• OBJECTIVE: Copy out every line in the entries below that includes "marker".

(Dataset rows about figures)
○ ○ ○
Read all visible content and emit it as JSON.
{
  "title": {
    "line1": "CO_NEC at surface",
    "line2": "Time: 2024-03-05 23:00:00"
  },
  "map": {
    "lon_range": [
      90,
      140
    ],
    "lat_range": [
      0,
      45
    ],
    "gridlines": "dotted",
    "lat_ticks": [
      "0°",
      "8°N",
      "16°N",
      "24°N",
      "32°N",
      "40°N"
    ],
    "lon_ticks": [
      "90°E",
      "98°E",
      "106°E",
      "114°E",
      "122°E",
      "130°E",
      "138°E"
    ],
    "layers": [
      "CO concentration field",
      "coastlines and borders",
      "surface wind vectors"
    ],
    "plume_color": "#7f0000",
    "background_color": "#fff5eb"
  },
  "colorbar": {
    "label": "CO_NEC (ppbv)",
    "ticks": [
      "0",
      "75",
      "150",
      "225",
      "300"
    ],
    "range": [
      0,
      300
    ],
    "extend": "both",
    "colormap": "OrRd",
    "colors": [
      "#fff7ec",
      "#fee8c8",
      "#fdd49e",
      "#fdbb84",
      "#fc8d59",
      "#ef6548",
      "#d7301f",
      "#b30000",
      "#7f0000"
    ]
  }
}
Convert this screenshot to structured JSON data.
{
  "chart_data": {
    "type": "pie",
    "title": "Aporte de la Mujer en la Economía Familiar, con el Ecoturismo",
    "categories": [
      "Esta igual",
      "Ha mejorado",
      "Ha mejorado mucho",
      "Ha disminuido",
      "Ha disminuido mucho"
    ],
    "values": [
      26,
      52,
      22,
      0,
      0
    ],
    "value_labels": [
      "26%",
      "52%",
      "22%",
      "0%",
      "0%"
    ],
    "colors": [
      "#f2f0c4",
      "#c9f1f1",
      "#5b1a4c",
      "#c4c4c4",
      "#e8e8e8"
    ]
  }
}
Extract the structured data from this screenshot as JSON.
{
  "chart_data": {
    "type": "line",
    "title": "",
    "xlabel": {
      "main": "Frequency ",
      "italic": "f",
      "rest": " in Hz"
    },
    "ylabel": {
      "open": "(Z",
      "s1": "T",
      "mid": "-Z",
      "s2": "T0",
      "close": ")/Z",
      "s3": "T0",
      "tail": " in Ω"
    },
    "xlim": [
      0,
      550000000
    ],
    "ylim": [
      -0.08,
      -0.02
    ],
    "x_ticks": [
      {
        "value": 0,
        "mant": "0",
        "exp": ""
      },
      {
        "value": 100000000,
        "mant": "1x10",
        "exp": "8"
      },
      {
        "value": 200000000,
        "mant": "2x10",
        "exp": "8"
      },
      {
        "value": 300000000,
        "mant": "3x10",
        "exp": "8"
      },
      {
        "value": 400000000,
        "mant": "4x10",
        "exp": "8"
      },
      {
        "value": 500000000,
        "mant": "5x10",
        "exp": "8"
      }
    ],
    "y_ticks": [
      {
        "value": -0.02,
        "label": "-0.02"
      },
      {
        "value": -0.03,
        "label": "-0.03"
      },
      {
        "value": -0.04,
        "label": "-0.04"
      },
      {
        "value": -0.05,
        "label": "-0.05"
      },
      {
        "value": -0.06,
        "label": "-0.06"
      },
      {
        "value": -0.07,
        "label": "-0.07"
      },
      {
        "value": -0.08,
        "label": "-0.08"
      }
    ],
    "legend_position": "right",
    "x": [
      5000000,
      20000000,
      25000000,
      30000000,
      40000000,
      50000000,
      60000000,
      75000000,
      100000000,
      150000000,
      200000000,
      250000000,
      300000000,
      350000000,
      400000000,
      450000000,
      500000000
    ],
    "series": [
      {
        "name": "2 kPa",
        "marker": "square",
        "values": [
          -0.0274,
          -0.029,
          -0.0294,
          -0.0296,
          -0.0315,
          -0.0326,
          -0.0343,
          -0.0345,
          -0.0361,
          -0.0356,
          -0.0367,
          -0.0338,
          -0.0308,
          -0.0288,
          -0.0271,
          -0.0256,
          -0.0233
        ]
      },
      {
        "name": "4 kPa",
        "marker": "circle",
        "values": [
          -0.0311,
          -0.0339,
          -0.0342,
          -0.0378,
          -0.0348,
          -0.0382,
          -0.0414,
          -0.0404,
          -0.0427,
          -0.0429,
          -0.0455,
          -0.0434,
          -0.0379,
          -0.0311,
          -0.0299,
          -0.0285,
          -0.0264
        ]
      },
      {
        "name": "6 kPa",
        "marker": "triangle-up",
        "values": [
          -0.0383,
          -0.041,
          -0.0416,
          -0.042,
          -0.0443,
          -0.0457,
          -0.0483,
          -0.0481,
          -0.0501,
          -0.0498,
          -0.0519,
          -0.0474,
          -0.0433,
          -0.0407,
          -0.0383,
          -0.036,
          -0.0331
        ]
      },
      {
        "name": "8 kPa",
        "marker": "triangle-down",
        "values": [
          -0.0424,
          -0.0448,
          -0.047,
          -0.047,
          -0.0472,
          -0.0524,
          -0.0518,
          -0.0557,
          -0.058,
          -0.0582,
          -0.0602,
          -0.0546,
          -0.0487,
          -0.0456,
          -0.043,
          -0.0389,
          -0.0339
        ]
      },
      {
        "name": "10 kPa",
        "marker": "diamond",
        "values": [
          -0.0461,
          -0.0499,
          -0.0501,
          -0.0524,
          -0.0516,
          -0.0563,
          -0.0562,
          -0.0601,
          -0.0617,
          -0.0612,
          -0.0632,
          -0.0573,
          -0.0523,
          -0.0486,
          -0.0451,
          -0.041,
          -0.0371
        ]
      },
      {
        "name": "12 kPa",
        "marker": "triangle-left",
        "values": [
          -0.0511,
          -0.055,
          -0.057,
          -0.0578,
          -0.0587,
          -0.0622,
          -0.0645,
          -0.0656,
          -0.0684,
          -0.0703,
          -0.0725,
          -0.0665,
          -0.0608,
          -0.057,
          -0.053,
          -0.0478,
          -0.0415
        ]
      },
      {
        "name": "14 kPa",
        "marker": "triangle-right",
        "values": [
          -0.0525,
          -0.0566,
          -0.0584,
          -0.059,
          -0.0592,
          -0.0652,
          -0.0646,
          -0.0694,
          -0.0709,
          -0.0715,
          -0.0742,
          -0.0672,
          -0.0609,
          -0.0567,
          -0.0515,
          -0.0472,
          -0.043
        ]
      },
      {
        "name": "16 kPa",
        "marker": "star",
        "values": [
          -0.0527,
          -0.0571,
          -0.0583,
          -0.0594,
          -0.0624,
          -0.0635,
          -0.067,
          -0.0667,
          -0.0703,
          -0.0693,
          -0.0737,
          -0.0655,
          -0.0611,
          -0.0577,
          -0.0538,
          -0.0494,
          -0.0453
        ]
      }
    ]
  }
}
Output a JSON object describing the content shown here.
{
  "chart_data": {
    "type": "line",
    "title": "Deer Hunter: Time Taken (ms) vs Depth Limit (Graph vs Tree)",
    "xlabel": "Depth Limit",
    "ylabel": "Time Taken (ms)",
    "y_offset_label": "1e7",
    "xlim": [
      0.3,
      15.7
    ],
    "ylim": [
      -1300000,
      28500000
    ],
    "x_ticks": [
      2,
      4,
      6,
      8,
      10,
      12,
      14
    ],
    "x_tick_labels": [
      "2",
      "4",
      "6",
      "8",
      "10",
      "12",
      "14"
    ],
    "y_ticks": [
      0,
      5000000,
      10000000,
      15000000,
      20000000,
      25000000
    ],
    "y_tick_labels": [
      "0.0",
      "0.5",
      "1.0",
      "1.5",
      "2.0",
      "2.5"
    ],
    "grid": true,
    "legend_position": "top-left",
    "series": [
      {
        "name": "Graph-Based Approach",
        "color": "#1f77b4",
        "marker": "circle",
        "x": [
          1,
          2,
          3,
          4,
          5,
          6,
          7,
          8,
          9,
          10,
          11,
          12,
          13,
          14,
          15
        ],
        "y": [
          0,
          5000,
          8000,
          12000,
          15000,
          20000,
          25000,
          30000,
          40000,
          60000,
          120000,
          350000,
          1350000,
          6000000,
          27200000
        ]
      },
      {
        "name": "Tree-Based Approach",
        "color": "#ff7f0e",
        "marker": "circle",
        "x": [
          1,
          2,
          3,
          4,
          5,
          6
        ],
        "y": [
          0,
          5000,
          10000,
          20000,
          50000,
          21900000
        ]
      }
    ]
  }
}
○ ○ ○
• EXPECTED OUTPUT:
        "marker": "square",
        "marker": "circle",
        "marker": "triangle-up",
        "marker": "triangle-down",
        "marker": "diamond",
        "marker": "triangle-left",
        "marker": "triangle-right",
        "marker": "star",
        "marker": "circle",
        "marker": "circle",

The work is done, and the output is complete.